**EXERCISE DETAILS**
Report only how many lines in the material contain "conubia".

**EXERCISE MATERIALS**

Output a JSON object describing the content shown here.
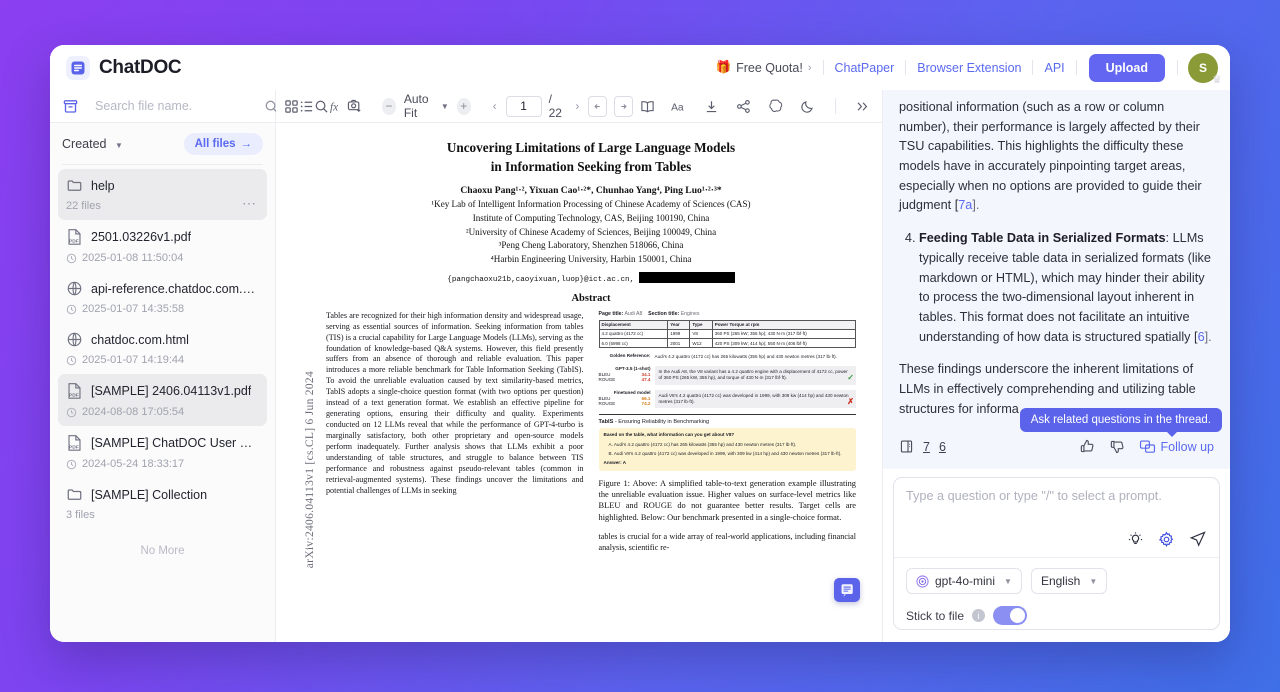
{
  "app": {
    "brand_name": "ChatDOC",
    "logo_icon": "document-logo-icon"
  },
  "header": {
    "quota_label": "Free Quota!",
    "quota_icon": "gift-icon",
    "quota_chevron": "›",
    "links": [
      {
        "label": "ChatPaper",
        "name": "chatpaper-link"
      },
      {
        "label": "Browser Extension",
        "name": "browser-extension-link"
      },
      {
        "label": "API",
        "name": "api-link"
      }
    ],
    "upload_label": "Upload",
    "avatar_initial": "S",
    "avatar_badge": "crown-icon"
  },
  "sidebar": {
    "search_placeholder": "Search file name.",
    "search_value": "",
    "archive_icon": "archive-box-icon",
    "search_icon": "search-icon",
    "sort_label": "Created",
    "all_files_label": "All files",
    "all_files_arrow": "→",
    "no_more_label": "No More",
    "files": [
      {
        "name": "help",
        "icon": "folder-icon",
        "meta": "22 files",
        "selected": true,
        "has_dots": true
      },
      {
        "name": "2501.03226v1.pdf",
        "icon": "pdf-icon",
        "meta": "2025-01-08 11:50:04",
        "selected": false,
        "has_dots": false
      },
      {
        "name": "api-reference.chatdoc.com.h…",
        "icon": "globe-icon",
        "meta": "2025-01-07 14:35:58",
        "selected": false,
        "has_dots": false
      },
      {
        "name": "chatdoc.com.html",
        "icon": "globe-icon",
        "meta": "2025-01-07 14:19:44",
        "selected": false,
        "has_dots": false
      },
      {
        "name": "[SAMPLE] 2406.04113v1.pdf",
        "icon": "pdf-icon",
        "meta": "2024-08-08 17:05:54",
        "selected": true,
        "has_dots": false
      },
      {
        "name": "[SAMPLE] ChatDOC User Guid…",
        "icon": "pdf-icon",
        "meta": "2024-05-24 18:33:17",
        "selected": false,
        "has_dots": false
      },
      {
        "name": "[SAMPLE] Collection",
        "icon": "folder-icon",
        "meta": "3 files",
        "selected": false,
        "has_dots": false
      }
    ]
  },
  "viewer_toolbar": {
    "left_icons": [
      {
        "name": "thumbnails-grid-icon"
      },
      {
        "name": "outline-list-icon"
      },
      {
        "name": "search-icon"
      },
      {
        "name": "formula-fx-icon"
      },
      {
        "name": "screenshot-capture-icon"
      }
    ],
    "zoom_out_label": "−",
    "zoom_in_label": "+",
    "zoom_level_label": "Auto Fit",
    "page_prev": "‹",
    "page_next": "›",
    "page_current": "1",
    "page_total": "/ 22",
    "prev_view_icon": "arrow-left-box-icon",
    "next_view_icon": "arrow-right-box-icon",
    "right_icons": [
      {
        "name": "book-reading-mode-icon"
      },
      {
        "name": "font-size-aa-icon"
      },
      {
        "name": "download-icon"
      },
      {
        "name": "share-icon"
      },
      {
        "name": "ai-swirl-icon"
      },
      {
        "name": "dark-mode-moon-icon"
      },
      {
        "name": "expand-chevrons-icon"
      }
    ]
  },
  "document": {
    "arxiv_stamp": "arXiv:2406.04113v1  [cs.CL]  6 Jun 2024",
    "title_line1": "Uncovering Limitations of Large Language Models",
    "title_line2": "in Information Seeking from Tables",
    "authors": "Chaoxu Pang¹·², Yixuan Cao¹·²*, Chunhao Yang⁴, Ping Luo¹·²·³*",
    "affiliations": [
      "¹Key Lab of Intelligent Information Processing of Chinese Academy of Sciences (CAS)",
      "Institute of Computing Technology, CAS, Beijing 100190, China",
      "²University of Chinese Academy of Sciences, Beijing 100049, China",
      "³Peng Cheng Laboratory, Shenzhen 518066, China",
      "⁴Harbin Engineering University, Harbin 150001, China"
    ],
    "email_line": "{pangchaoxu21b,caoyixuan,luop}@ict.ac.cn,",
    "abstract_heading": "Abstract",
    "abstract_text": "Tables are recognized for their high information density and widespread usage, serving as essential sources of information. Seeking information from tables (TIS) is a crucial capability for Large Language Models (LLMs), serving as the foundation of knowledge-based Q&A systems. However, this field presently suffers from an absence of thorough and reliable evaluation. This paper introduces a more reliable benchmark for Table Information Seeking (TabIS). To avoid the unreliable evaluation caused by text similarity-based metrics, TabIS adopts a single-choice question format (with two options per question) instead of a text generation format. We establish an effective pipeline for generating options, ensuring their difficulty and quality. Experiments conducted on 12 LLMs reveal that while the performance of GPT-4-turbo is marginally satisfactory, both other proprietary and open-source models perform inadequately. Further analysis shows that LLMs exhibit a poor understanding of table structures, and struggle to balance between TIS performance and robustness against pseudo-relevant tables (common in retrieval-augmented systems). These findings uncover the limitations and potential challenges of LLMs in seeking",
    "figure": {
      "page_title_label": "Page title:",
      "page_title_value": "Audi A8",
      "section_title_label": "Section title:",
      "section_title_value": "Engines",
      "table_headers": [
        "Displacement",
        "Year",
        "Type",
        "Power Torque at rpm"
      ],
      "table_rows": [
        [
          "4.2 quattro (4172 cc)",
          "1999",
          "V8",
          "360 PS (265 kW; 355 hp); 430 N·m (317 lbf·ft)"
        ],
        [
          "6.0 (5998 cc)",
          "2001",
          "W12",
          "420 PS (309 kW; 414 hp); 550 N·m (406 lbf·ft)"
        ]
      ],
      "golden_label": "Golden Reference:",
      "golden_text": "Audi's 4.2 quattro (4172 cc) has 265 kilowatts (355 hp) and 430 newton metres (317 lb·ft).",
      "rows": [
        {
          "model": "GPT-3.5 (1-shot)",
          "bleu_label": "BLEU",
          "bleu_value": "34.1",
          "rouge_label": "ROUGE",
          "rouge_value": "47.4",
          "text": "In the Audi A8, the V8 variant has a 4.2 quattro engine with a displacement of 4172 cc, power of 360 PS (265 kW, 355 hp), and torque of 430 N·m (317 lbf·ft).",
          "mark": "✓",
          "mark_color": "#3f9b42"
        },
        {
          "model": "Finetuned model",
          "bleu_label": "BLEU",
          "bleu_value": "66.1",
          "rouge_label": "ROUGE",
          "rouge_value": "74.2",
          "text": "Audi V8's 4.2 quattro (4172 cc) was developed in 1999, with 309 kw (414 hp) and 430 newton metres (317 lb·ft).",
          "mark": "✗",
          "mark_color": "#cf2b1f"
        }
      ],
      "tabis_title": "TabIS",
      "tabis_subtitle": " - Ensuring Reliability in Benchmarking",
      "question": "Based on the table, what information can you get about V8?",
      "option_a": "A. Audi's 4.2 quattro (4172 cc) has 265 kilowatts (355 hp) and 430 newton metres (317 lb·ft).",
      "option_b": "B. Audi V8's 4.2 quattro (4172 cc) was developed in 1999, with 309 kw (414 hp) and 430 newton metres (317 lb·ft).",
      "answer": "Answer: A"
    },
    "figure_caption": "Figure 1: Above: A simplified table-to-text generation example illustrating the unreliable evaluation issue. Higher values on surface-level metrics like BLEU and ROUGE do not guarantee better results. Target cells are highlighted. Below: Our benchmark presented in a single-choice format.",
    "col2_tail": "tables is crucial for a wide array of real-world applications, including financial analysis, scientific re-",
    "float_button_icon": "document-chat-icon"
  },
  "chat": {
    "para_1": "positional information (such as a row or column number), their performance is largely affected by their TSU capabilities. This highlights the difficulty these models have in accurately pinpointing target areas, especially when no options are provided to guide their judgment [",
    "para_1_cite": "7a",
    "para_1_end": "].",
    "list_number": "4.",
    "list_item_bold": "Feeding Table Data in Serialized Formats",
    "list_item_text": ": LLMs typically receive table data in serialized formats (like markdown or HTML), which may hinder their ability to process the two-dimensional layout inherent in tables. This format does not facilitate an intuitive understanding of how data is structured spatially [",
    "list_item_cite": "6",
    "list_item_end": "].",
    "para_2": "These findings underscore the inherent limitations of LLMs in effectively comprehending and utilizing table structures for informa",
    "actions": {
      "source_icon": "source-reference-icon",
      "ref_1": "7",
      "ref_2": "6",
      "like_icon": "thumbs-up-icon",
      "dislike_icon": "thumbs-down-icon",
      "followup_icon": "followup-chat-icon",
      "followup_label": "Follow up"
    },
    "tooltip": "Ask related questions in the thread."
  },
  "composer": {
    "placeholder": "Type a question or type \"/\" to select a prompt.",
    "value": "",
    "idea_icon": "lightbulb-icon",
    "settings_icon": "gear-icon",
    "send_icon": "send-paper-plane-icon",
    "model_label": "gpt-4o-mini",
    "model_icon": "openai-swirl-icon",
    "language_label": "English",
    "stick_label": "Stick to file",
    "stick_info_icon": "info-icon",
    "stick_enabled": true
  },
  "colors": {
    "accent": "#5b63ea",
    "link": "#5b6af0",
    "upload_bg": "#6366f1",
    "avatar_bg": "#8a9a36",
    "chat_bg": "#f3f6fd",
    "bg_gradient_from": "#8b3ff0",
    "bg_gradient_to": "#3f6fe8"
  }
}
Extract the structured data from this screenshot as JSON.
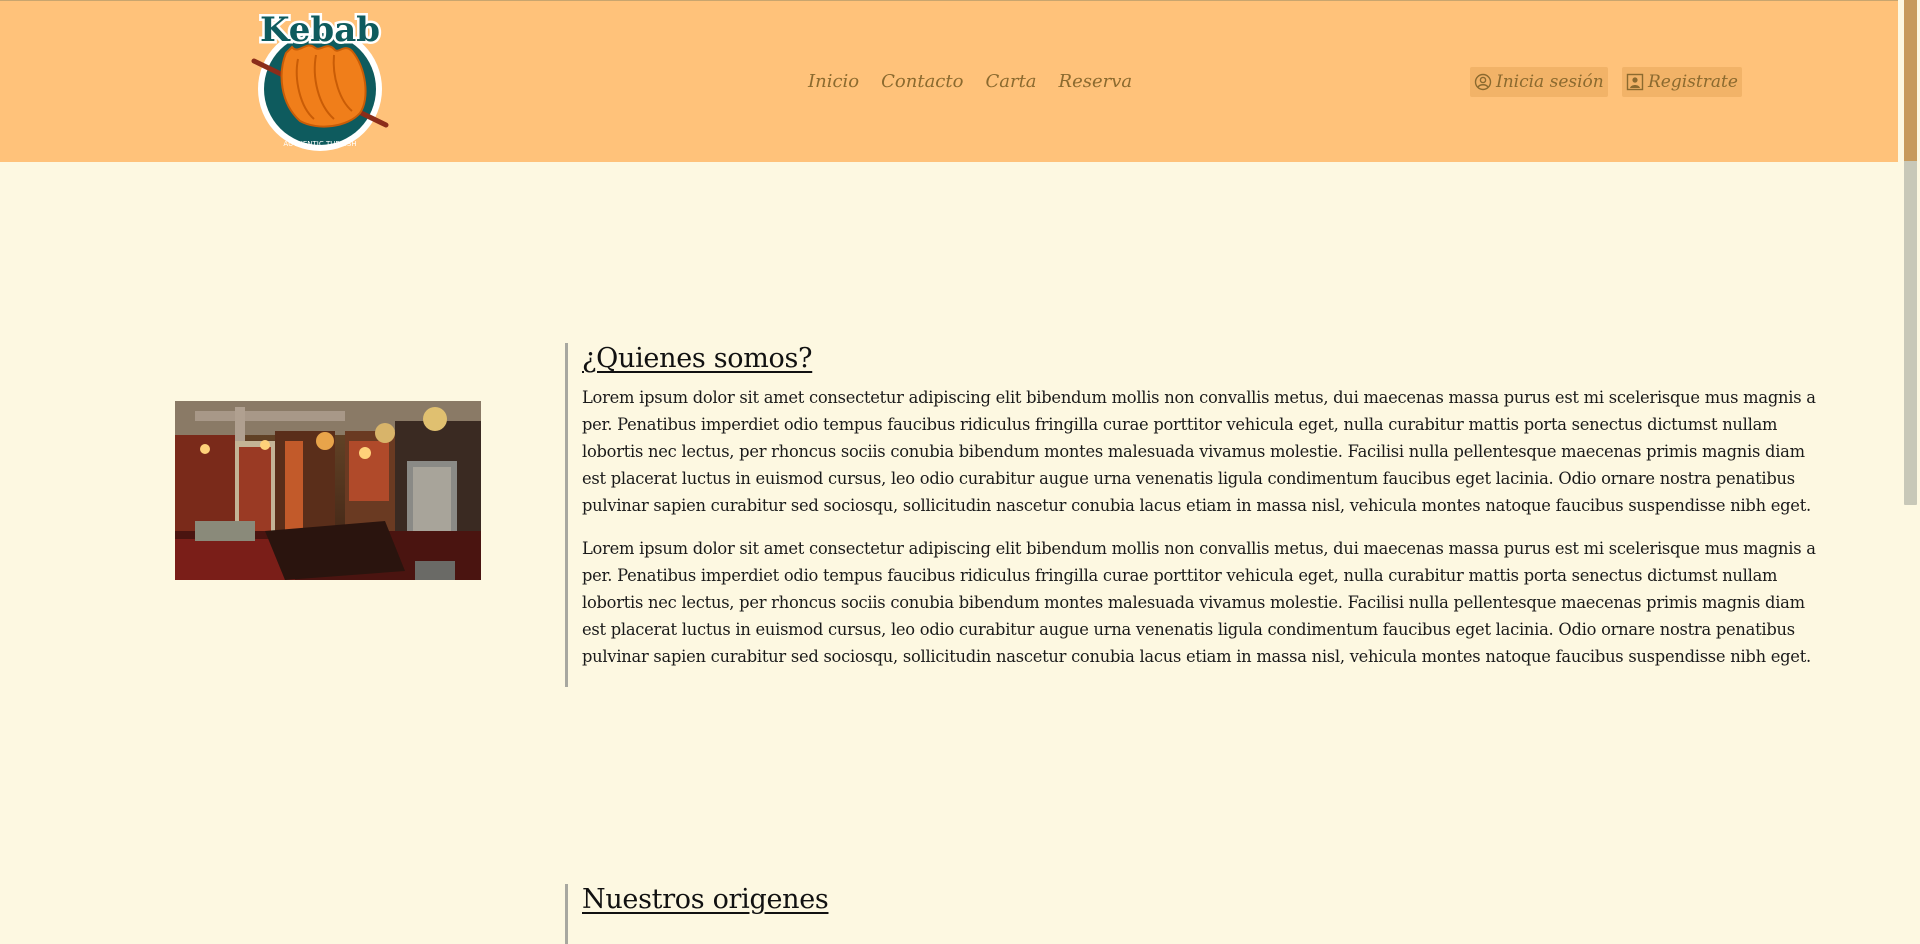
{
  "brand": {
    "logo_word": "Kebab",
    "logo_sub": "AUTHENTIC TURKISH"
  },
  "nav": {
    "items": [
      {
        "label": "Inicio"
      },
      {
        "label": "Contacto"
      },
      {
        "label": "Carta"
      },
      {
        "label": "Reserva"
      }
    ]
  },
  "auth": {
    "login_label": "Inicia sesión",
    "register_label": "Registrate"
  },
  "about": {
    "title": "¿Quienes somos?",
    "paragraphs": [
      "Lorem ipsum dolor sit amet consectetur adipiscing elit bibendum mollis non convallis metus, dui maecenas massa purus est mi scelerisque mus magnis a per. Penatibus imperdiet odio tempus faucibus ridiculus fringilla curae porttitor vehicula eget, nulla curabitur mattis porta senectus dictumst nullam lobortis nec lectus, per rhoncus sociis conubia bibendum montes malesuada vivamus molestie. Facilisi nulla pellentesque maecenas primis magnis diam est placerat luctus in euismod cursus, leo odio curabitur augue urna venenatis ligula condimentum faucibus eget lacinia. Odio ornare nostra penatibus pulvinar sapien curabitur sed sociosqu, sollicitudin nascetur conubia lacus etiam in massa nisl, vehicula montes natoque faucibus suspendisse nibh eget.",
      "Lorem ipsum dolor sit amet consectetur adipiscing elit bibendum mollis non convallis metus, dui maecenas massa purus est mi scelerisque mus magnis a per. Penatibus imperdiet odio tempus faucibus ridiculus fringilla curae porttitor vehicula eget, nulla curabitur mattis porta senectus dictumst nullam lobortis nec lectus, per rhoncus sociis conubia bibendum montes malesuada vivamus molestie. Facilisi nulla pellentesque maecenas primis magnis diam est placerat luctus in euismod cursus, leo odio curabitur augue urna venenatis ligula condimentum faucibus eget lacinia. Odio ornare nostra penatibus pulvinar sapien curabitur sed sociosqu, sollicitudin nascetur conubia lacus etiam in massa nisl, vehicula montes natoque faucibus suspendisse nibh eget."
    ]
  },
  "origins": {
    "title": "Nuestros origenes"
  },
  "colors": {
    "header_bg": "#ffc27a",
    "page_bg": "#fdf8e1",
    "nav_text": "#8b6a2f",
    "logo_teal": "#0e5b5e",
    "logo_orange": "#f07e1a"
  },
  "icons": {
    "login": "user-circle-icon",
    "register": "user-badge-icon"
  }
}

**ANSWER FOR THE TASK**
2